* EXERCISE PROMPT: The entries below should be transcribed in their entirety, exactly as written.

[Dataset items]

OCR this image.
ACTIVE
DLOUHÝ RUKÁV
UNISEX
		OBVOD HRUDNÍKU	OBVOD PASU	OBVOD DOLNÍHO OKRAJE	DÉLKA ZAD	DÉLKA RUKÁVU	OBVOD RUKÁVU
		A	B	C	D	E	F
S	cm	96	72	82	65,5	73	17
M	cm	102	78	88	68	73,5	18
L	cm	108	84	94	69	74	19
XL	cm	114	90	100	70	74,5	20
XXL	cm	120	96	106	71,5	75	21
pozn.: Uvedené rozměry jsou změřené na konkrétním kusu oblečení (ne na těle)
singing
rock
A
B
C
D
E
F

* REPLY TO THE TASK:
OCR this image.
ACTIVE
DLOUHÝ RUKÁV
UNISEX
		OBVOD HRUDNÍKU	OBVOD PASU	OBVOD DOLNÍHO OKRAJE	DÉLKA ZAD	DÉLKA RUKÁVU	OBVOD RUKÁVU
		A	B	C	D	E	F
S	cm	96	72	82	65,5	73	17
M	cm	102	78	88	68	73,5	18
L	cm	108	84	94	69	74	19
XL	cm	114	90	100	70	74,5	20
XXL	cm	120	96	106	71,5	75	21
pozn.: Uvedené rozměry jsou změřené na konkrétním kusu oblečení (ne na těle)
singing
rock
A
B
C
D
E
F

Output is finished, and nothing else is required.